■ EXERCISE REQUIREMENTS ■
Find and copy every line in the records that includes the string "zone".

■ PROVIDED DATA ■
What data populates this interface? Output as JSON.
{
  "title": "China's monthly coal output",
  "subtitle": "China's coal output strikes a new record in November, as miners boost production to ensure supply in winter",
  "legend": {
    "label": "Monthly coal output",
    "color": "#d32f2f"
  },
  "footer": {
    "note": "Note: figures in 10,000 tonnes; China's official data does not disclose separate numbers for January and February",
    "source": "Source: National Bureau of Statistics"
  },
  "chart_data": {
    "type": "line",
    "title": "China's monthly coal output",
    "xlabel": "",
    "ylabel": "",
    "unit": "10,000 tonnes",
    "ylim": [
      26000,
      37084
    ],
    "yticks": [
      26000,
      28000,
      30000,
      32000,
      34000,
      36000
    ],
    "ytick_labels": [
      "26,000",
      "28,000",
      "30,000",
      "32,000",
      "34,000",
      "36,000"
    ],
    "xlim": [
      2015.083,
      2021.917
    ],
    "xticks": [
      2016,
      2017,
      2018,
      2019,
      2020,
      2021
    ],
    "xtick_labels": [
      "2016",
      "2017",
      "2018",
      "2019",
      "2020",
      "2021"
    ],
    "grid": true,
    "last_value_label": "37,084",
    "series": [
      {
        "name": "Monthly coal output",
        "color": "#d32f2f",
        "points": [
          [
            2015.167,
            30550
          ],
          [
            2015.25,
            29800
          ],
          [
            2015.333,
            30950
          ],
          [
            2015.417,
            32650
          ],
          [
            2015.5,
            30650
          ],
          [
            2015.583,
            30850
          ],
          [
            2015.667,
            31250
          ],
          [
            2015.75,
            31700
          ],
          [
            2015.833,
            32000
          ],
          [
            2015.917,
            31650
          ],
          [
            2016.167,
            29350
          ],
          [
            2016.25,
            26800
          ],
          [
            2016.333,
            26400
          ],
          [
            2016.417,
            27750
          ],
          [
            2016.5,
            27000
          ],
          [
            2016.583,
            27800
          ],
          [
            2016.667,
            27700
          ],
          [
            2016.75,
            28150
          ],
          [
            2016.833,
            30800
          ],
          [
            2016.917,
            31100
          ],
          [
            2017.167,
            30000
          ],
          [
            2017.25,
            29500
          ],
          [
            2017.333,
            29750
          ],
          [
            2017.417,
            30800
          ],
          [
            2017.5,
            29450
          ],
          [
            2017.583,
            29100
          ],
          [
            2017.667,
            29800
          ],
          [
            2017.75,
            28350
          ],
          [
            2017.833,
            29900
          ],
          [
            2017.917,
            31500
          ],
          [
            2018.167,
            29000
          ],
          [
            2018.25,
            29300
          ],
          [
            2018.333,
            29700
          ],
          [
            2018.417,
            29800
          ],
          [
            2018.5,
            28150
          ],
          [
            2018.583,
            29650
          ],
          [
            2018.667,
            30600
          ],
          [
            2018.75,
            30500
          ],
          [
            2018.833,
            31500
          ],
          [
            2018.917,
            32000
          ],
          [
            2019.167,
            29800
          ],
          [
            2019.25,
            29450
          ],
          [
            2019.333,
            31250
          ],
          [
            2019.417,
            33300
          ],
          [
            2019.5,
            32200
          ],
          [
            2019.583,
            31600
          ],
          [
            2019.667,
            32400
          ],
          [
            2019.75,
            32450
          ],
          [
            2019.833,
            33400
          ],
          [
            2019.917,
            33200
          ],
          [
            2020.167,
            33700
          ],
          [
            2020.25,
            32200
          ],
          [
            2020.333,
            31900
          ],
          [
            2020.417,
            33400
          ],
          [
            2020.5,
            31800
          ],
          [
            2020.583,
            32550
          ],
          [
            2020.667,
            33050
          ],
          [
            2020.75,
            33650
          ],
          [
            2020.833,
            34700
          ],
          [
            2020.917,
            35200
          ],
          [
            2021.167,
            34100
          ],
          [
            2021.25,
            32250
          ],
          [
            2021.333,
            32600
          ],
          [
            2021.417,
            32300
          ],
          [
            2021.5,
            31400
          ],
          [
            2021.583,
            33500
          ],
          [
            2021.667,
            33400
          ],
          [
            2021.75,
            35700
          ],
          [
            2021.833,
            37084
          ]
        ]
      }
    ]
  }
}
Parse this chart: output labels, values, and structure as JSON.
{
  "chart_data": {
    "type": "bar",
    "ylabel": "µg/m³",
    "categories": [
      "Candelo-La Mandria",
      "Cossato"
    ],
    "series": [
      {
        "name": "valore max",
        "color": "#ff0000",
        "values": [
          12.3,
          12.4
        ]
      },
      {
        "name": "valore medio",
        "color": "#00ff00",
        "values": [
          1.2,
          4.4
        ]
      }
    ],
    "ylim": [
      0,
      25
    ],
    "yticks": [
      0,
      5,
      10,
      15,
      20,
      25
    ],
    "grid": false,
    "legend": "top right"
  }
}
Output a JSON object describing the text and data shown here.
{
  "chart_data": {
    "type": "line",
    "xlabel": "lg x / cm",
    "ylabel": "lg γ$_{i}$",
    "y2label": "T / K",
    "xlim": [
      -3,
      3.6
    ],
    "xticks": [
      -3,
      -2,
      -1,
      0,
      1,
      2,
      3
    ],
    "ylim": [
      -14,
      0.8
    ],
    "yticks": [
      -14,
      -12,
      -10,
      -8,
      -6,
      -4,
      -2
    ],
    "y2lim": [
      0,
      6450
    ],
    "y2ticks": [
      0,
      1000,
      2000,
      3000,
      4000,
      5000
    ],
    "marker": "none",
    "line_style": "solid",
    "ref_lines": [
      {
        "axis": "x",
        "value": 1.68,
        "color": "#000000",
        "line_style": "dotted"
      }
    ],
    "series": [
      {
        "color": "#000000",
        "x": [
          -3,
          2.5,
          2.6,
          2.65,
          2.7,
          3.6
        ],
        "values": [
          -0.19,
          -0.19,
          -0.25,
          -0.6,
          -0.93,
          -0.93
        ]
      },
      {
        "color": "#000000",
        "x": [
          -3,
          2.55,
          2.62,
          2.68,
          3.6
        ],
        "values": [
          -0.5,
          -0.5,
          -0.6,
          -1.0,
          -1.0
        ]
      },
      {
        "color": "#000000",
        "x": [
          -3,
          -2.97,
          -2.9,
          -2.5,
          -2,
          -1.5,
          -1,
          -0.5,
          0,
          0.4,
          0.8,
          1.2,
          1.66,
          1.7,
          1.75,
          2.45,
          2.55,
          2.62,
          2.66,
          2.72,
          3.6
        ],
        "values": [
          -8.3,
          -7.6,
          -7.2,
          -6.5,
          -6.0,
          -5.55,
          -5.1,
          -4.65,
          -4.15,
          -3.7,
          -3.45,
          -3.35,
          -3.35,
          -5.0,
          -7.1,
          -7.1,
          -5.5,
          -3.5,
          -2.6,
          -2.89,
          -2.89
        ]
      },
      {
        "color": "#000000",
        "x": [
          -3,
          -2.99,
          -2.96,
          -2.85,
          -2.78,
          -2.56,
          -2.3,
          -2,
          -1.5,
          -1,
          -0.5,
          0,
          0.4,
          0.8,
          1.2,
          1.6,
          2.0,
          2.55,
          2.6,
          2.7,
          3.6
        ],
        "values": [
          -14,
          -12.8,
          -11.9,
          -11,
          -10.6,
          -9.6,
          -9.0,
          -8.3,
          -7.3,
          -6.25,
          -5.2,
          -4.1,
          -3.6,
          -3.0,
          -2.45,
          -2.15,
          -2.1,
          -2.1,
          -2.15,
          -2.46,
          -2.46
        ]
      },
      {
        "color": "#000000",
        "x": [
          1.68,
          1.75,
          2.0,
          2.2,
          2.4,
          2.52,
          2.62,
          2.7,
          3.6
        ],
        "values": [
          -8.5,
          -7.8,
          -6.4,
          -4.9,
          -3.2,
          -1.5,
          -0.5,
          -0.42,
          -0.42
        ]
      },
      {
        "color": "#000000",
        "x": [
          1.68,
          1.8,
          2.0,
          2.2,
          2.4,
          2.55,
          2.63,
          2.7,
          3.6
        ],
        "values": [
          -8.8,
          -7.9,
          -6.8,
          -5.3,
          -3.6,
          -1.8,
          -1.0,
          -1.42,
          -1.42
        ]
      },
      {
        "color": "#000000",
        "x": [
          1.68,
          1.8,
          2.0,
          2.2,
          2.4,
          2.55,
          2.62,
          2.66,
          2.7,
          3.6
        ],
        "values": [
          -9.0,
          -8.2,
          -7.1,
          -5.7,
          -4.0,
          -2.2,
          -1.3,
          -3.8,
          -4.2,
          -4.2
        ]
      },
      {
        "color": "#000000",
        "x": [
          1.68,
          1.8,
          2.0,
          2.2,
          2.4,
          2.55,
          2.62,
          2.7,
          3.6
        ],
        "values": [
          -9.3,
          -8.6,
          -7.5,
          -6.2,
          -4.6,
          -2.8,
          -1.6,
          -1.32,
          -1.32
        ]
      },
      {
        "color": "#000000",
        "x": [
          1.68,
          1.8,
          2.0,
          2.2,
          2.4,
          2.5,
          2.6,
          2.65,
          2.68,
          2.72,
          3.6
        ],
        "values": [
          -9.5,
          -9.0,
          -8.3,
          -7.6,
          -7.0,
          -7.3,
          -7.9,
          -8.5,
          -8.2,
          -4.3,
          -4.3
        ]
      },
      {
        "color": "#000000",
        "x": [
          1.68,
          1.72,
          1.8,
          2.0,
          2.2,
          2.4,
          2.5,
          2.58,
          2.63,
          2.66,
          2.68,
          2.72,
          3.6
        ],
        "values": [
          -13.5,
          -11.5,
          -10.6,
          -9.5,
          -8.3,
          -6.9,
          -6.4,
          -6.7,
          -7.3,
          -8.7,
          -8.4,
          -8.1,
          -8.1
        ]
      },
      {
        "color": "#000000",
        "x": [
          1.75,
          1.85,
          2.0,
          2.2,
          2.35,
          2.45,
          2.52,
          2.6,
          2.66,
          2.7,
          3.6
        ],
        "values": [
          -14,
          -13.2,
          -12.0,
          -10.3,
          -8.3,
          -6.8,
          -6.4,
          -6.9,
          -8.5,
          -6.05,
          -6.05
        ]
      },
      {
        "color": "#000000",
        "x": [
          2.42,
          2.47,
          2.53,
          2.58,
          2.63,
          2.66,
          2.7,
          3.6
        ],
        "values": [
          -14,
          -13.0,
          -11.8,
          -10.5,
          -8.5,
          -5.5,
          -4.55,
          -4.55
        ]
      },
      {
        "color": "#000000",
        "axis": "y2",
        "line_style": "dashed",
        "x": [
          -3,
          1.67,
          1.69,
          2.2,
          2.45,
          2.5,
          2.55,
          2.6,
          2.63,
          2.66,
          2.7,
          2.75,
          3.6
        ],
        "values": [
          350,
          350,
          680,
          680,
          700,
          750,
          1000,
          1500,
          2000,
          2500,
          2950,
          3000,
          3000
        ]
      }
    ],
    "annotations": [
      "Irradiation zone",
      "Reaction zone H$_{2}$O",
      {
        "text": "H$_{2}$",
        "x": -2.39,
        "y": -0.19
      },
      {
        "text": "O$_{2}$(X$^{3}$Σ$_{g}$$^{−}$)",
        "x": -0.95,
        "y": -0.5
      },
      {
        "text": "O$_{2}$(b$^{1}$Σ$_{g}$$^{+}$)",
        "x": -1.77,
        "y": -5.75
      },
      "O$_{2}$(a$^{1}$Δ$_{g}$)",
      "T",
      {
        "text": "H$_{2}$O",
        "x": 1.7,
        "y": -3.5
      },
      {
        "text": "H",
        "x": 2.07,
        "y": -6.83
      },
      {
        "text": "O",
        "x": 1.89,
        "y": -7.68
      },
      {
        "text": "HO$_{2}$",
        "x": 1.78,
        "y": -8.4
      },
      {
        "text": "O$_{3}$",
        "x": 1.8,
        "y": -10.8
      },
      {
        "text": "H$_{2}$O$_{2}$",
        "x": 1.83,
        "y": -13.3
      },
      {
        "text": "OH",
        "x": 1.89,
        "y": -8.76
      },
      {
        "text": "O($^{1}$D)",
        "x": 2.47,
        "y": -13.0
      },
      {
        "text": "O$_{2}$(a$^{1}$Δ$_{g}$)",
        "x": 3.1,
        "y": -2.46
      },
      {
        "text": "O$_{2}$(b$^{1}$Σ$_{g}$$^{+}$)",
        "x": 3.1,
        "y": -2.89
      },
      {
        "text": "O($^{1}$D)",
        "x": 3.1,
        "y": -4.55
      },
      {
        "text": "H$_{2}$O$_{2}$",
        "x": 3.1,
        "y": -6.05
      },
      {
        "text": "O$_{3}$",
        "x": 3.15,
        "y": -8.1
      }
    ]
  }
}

■ WORKED SOLUTION ■
      "Irradiation zone",
      "Reaction zone H$_{2}$O",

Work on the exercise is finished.